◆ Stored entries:
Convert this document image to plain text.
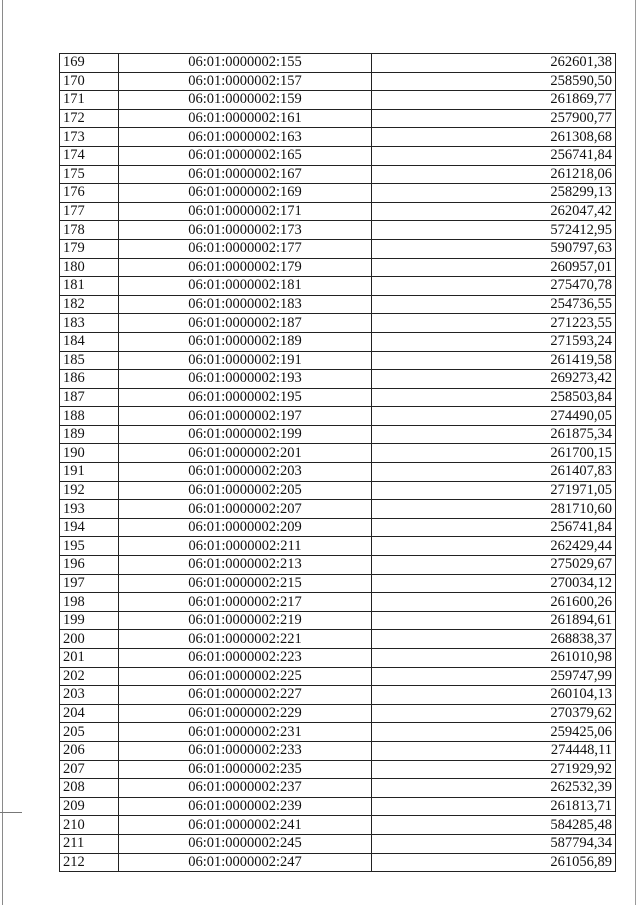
169	06:01:0000002:155	262601,38
170	06:01:0000002:157	258590,50
171	06:01:0000002:159	261869,77
172	06:01:0000002:161	257900,77
173	06:01:0000002:163	261308,68
174	06:01:0000002:165	256741,84
175	06:01:0000002:167	261218,06
176	06:01:0000002:169	258299,13
177	06:01:0000002:171	262047,42
178	06:01:0000002:173	572412,95
179	06:01:0000002:177	590797,63
180	06:01:0000002:179	260957,01
181	06:01:0000002:181	275470,78
182	06:01:0000002:183	254736,55
183	06:01:0000002:187	271223,55
184	06:01:0000002:189	271593,24
185	06:01:0000002:191	261419,58
186	06:01:0000002:193	269273,42
187	06:01:0000002:195	258503,84
188	06:01:0000002:197	274490,05
189	06:01:0000002:199	261875,34
190	06:01:0000002:201	261700,15
191	06:01:0000002:203	261407,83
192	06:01:0000002:205	271971,05
193	06:01:0000002:207	281710,60
194	06:01:0000002:209	256741,84
195	06:01:0000002:211	262429,44
196	06:01:0000002:213	275029,67
197	06:01:0000002:215	270034,12
198	06:01:0000002:217	261600,26
199	06:01:0000002:219	261894,61
200	06:01:0000002:221	268838,37
201	06:01:0000002:223	261010,98
202	06:01:0000002:225	259747,99
203	06:01:0000002:227	260104,13
204	06:01:0000002:229	270379,62
205	06:01:0000002:231	259425,06
206	06:01:0000002:233	274448,11
207	06:01:0000002:235	271929,92
208	06:01:0000002:237	262532,39
209	06:01:0000002:239	261813,71
210	06:01:0000002:241	584285,48
211	06:01:0000002:245	587794,34
212	06:01:0000002:247	261056,89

◆ Directions for this task:
Pictures in the records above are not copied; print everything else exactly.

◆ Result of this task:
Convert this document image to plain text.
169	06:01:0000002:155	262601,38
170	06:01:0000002:157	258590,50
171	06:01:0000002:159	261869,77
172	06:01:0000002:161	257900,77
173	06:01:0000002:163	261308,68
174	06:01:0000002:165	256741,84
175	06:01:0000002:167	261218,06
176	06:01:0000002:169	258299,13
177	06:01:0000002:171	262047,42
178	06:01:0000002:173	572412,95
179	06:01:0000002:177	590797,63
180	06:01:0000002:179	260957,01
181	06:01:0000002:181	275470,78
182	06:01:0000002:183	254736,55
183	06:01:0000002:187	271223,55
184	06:01:0000002:189	271593,24
185	06:01:0000002:191	261419,58
186	06:01:0000002:193	269273,42
187	06:01:0000002:195	258503,84
188	06:01:0000002:197	274490,05
189	06:01:0000002:199	261875,34
190	06:01:0000002:201	261700,15
191	06:01:0000002:203	261407,83
192	06:01:0000002:205	271971,05
193	06:01:0000002:207	281710,60
194	06:01:0000002:209	256741,84
195	06:01:0000002:211	262429,44
196	06:01:0000002:213	275029,67
197	06:01:0000002:215	270034,12
198	06:01:0000002:217	261600,26
199	06:01:0000002:219	261894,61
200	06:01:0000002:221	268838,37
201	06:01:0000002:223	261010,98
202	06:01:0000002:225	259747,99
203	06:01:0000002:227	260104,13
204	06:01:0000002:229	270379,62
205	06:01:0000002:231	259425,06
206	06:01:0000002:233	274448,11
207	06:01:0000002:235	271929,92
208	06:01:0000002:237	262532,39
209	06:01:0000002:239	261813,71
210	06:01:0000002:241	584285,48
211	06:01:0000002:245	587794,34
212	06:01:0000002:247	261056,89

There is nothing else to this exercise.